> _Texto selecionado_:

----

Devido aos abusos do povo português

OS USOS E COSTUMES ANCESTRAIS TERÃO DE VOLTAR
   Cada vez e mais do que nunca, os portugueses terão de pensar seriamente nas suas velhas tradições, assim como nos seus ancestrais usos e costumes.
   O actual governo tem estado a deixar o país sem conserto, exigindo do povo aquilo que ele não pode dar, contudo o civismo e o bom sentido patriótico obriga-o a aceitar todas estas imposições substanciadas em cortes nos ordenados, nas pensões de reforma, impostos mais elevados, despedimentos em massa e uma série de encargos e restrições que têm deixado o povo desorganizado.
    Sucedem-se manifestações, críticas duras nos média, opinião adversa até por parte de elementos do partido que está no governo, por pessoas credenciadas e bem conhecidas do grande público mas nada faz demover os senhores que nos governam.

----

> _Registos fornecidos_:
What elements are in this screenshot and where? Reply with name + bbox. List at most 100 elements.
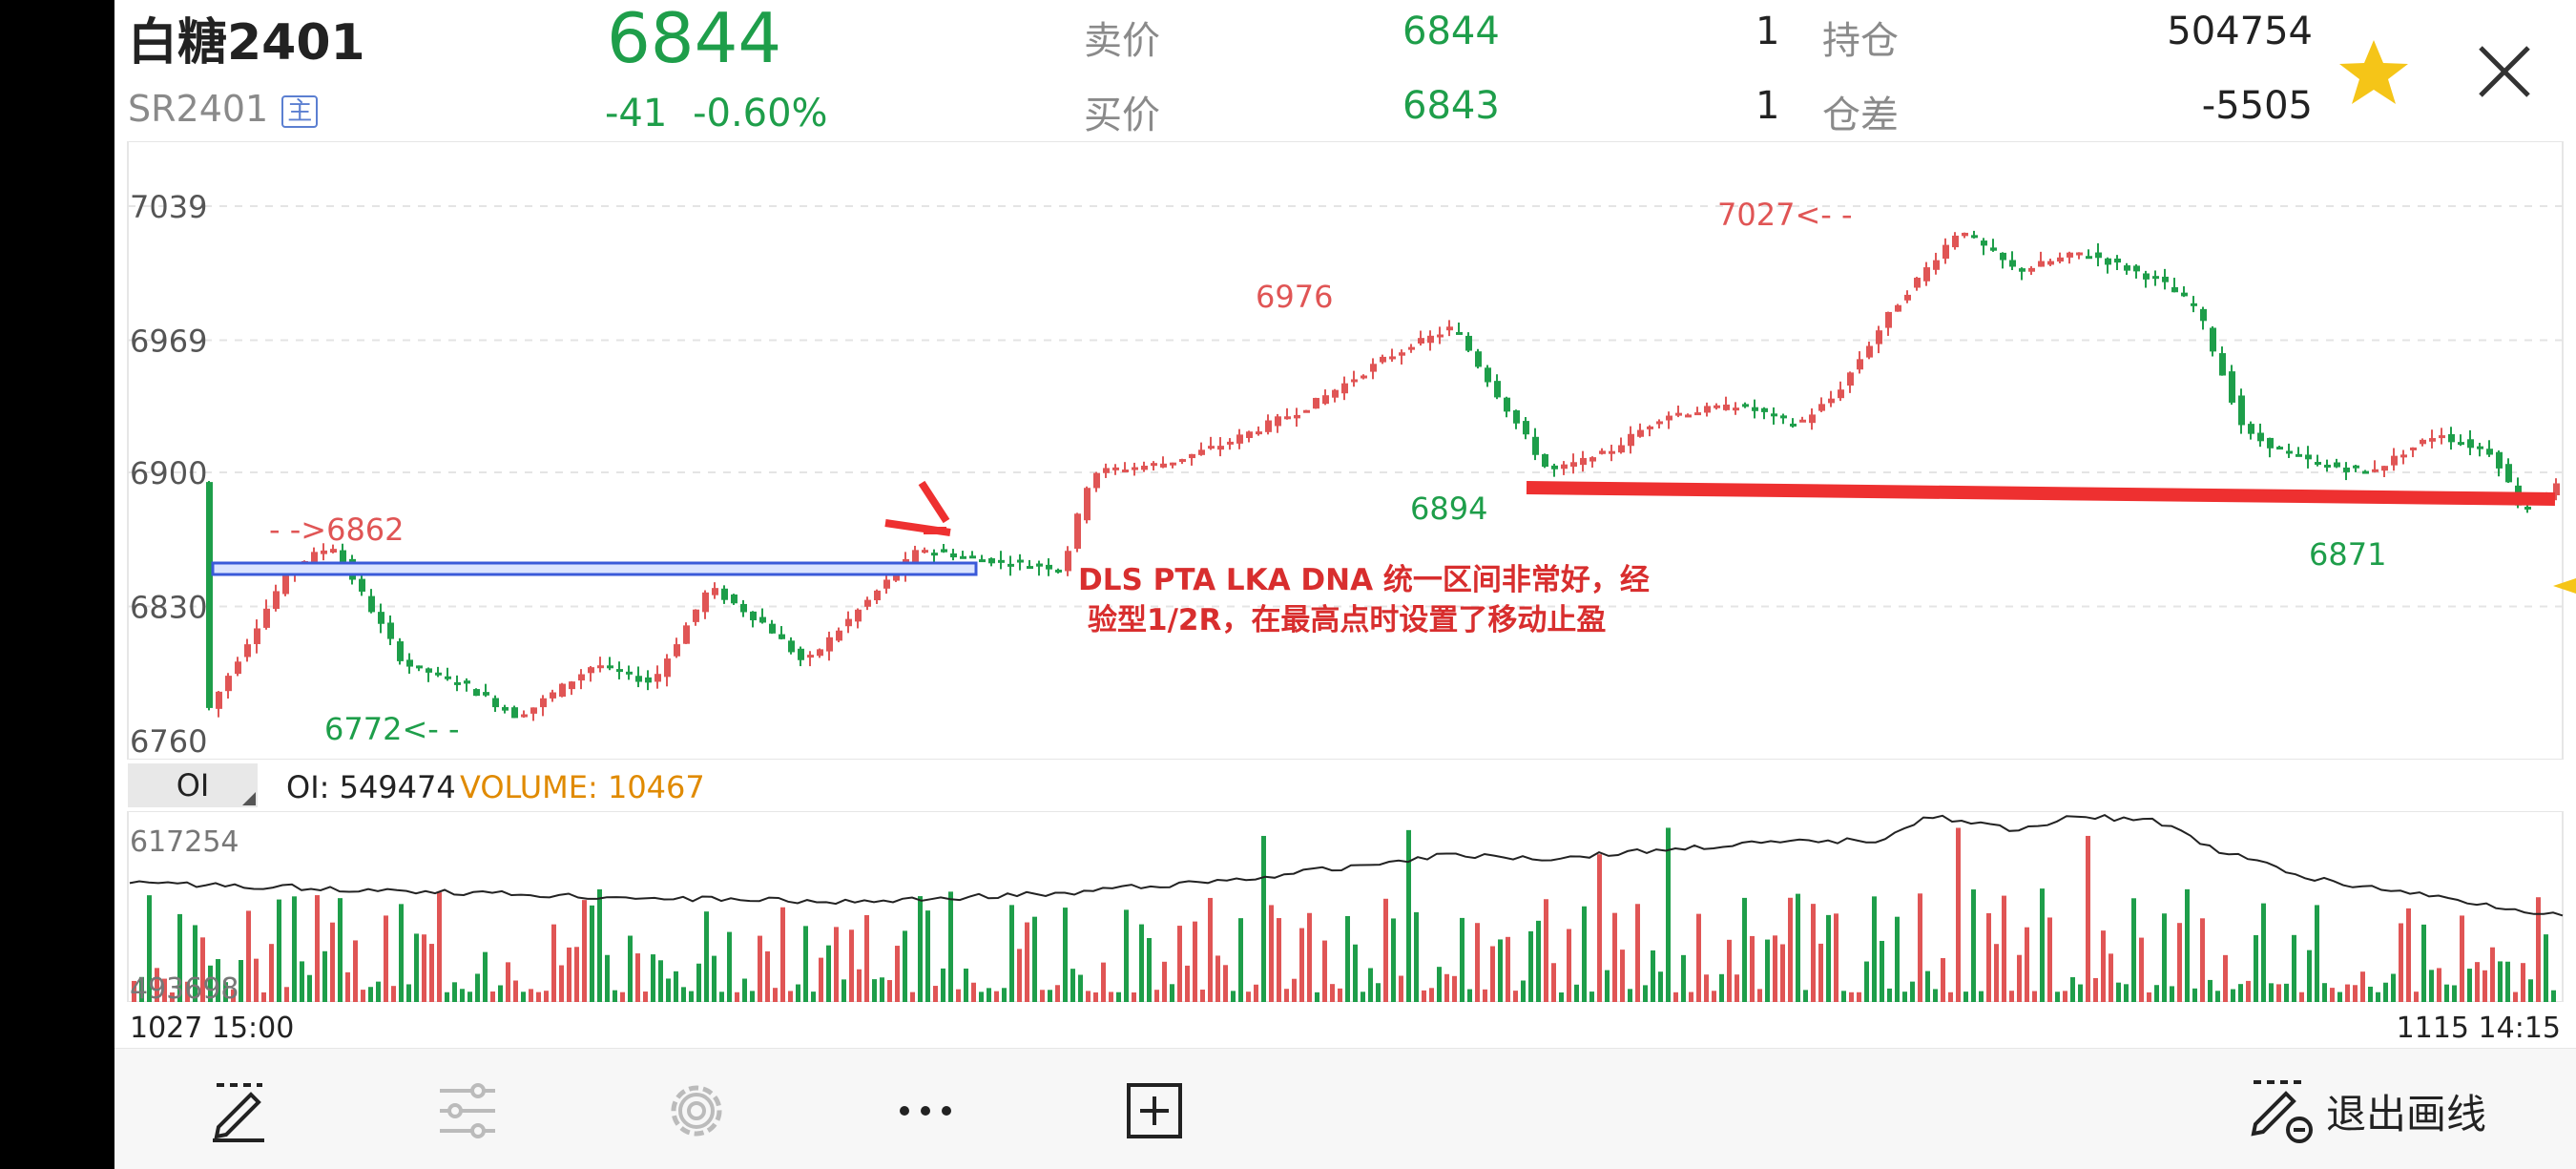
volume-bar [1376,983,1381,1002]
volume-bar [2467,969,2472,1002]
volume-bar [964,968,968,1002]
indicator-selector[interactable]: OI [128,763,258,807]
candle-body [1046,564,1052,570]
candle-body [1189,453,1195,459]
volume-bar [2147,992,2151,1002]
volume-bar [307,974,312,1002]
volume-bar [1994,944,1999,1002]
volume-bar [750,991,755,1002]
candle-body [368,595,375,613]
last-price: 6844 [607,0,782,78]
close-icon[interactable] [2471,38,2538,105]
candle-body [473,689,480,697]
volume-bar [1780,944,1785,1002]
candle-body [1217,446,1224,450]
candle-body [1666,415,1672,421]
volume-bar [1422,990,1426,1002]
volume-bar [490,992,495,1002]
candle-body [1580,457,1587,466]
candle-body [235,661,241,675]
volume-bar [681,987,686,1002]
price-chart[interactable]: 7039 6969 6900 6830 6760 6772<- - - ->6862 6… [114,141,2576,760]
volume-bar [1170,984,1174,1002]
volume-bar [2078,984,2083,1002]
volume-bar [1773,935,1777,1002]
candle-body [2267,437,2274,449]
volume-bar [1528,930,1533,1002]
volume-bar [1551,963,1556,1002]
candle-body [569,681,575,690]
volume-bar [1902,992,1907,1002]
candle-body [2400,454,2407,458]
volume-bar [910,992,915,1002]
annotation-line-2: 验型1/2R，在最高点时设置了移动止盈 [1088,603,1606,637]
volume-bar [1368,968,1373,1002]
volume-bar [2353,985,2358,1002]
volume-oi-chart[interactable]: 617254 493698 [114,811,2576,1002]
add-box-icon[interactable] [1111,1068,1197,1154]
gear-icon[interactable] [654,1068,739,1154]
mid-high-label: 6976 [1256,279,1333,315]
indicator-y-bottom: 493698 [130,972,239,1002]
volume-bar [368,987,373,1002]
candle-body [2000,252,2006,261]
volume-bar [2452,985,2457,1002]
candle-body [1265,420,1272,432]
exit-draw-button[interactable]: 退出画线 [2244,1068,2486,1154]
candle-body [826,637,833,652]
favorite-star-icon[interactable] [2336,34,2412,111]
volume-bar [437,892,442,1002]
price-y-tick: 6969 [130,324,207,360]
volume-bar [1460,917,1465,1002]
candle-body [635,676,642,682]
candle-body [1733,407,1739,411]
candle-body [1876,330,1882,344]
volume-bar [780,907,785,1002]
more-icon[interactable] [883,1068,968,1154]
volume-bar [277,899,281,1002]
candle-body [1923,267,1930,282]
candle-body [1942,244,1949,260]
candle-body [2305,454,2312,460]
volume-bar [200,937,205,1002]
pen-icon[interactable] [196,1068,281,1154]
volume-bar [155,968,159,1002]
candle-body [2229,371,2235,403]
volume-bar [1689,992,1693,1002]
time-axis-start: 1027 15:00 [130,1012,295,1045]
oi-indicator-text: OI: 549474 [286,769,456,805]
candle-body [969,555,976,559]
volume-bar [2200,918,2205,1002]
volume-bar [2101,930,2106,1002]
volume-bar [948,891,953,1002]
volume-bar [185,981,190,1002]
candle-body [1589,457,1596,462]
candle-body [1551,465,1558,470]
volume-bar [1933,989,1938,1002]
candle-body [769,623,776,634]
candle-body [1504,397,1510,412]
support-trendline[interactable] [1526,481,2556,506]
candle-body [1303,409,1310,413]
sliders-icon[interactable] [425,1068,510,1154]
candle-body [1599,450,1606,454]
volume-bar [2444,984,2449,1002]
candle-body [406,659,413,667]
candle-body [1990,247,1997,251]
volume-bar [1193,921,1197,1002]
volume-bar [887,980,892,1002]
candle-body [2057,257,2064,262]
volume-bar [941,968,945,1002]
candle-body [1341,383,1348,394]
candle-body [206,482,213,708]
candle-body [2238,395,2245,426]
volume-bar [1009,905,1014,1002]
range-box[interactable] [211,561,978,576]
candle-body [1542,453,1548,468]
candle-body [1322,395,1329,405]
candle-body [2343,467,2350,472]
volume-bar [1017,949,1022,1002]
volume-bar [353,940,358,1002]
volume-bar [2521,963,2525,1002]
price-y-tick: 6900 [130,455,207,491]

----

> _Exercícios_:
1. Pode reproduzir, sem qualquer alteração, todo o trecho do texto sobre os usos e costumes ancestrais, desde "Sucedem-se manifestações, críticas" até "que nos governam."?
2. Pode duplicar, sem alterações, todas as linhas dos registos desde a que contém "volume-bar [1376,983,1381,1002]" até à que contém "volume-bar [2353,985,2358,1002]", incluindo ambas?

> _Respostas dos exercícios_:
1.
Sucedem-se manifestações, críticas duras nos média, opinião adversa até por parte de elementos do partido que está no governo, por pessoas credenciadas e bem conhecidas do grande público mas nada faz demover os senhores que nos governam.

2.
volume-bar [1376,983,1381,1002]
volume-bar [2467,969,2472,1002]
volume-bar [964,968,968,1002]
indicator-selector[interactable]: OI [128,763,258,807]
candle-body [1046,564,1052,570]
candle-body [1189,453,1195,459]
volume-bar [2147,992,2151,1002]
volume-bar [307,974,312,1002]
volume-bar [1994,944,1999,1002]
volume-bar [750,991,755,1002]
candle-body [368,595,375,613]
last-price: 6844 [607,0,782,78]
close-icon[interactable] [2471,38,2538,105]
candle-body [473,689,480,697]
volume-bar [1780,944,1785,1002]
candle-body [1217,446,1224,450]
candle-body [1666,415,1672,421]
volume-bar [1422,990,1426,1002]
volume-bar [490,992,495,1002]
candle-body [1580,457,1587,466]
candle-body [235,661,241,675]
volume-bar [681,987,686,1002]
price-chart[interactable]: 7039 6969 6900 6830 6760 6772<- - - ->6862 6… [114,141,2576,760]
volume-bar [1170,984,1174,1002]
volume-bar [2078,984,2083,1002]
volume-bar [1773,935,1777,1002]
candle-body [2267,437,2274,449]
volume-bar [1528,930,1533,1002]
volume-bar [1551,963,1556,1002]
candle-body [569,681,575,690]
volume-bar [1902,992,1907,1002]
candle-body [2400,454,2407,458]
volume-bar [910,992,915,1002]
annotation-line-2: 验型1/2R，在最高点时设置了移动止盈 [1088,603,1606,637]
volume-bar [1368,968,1373,1002]
volume-bar [2353,985,2358,1002]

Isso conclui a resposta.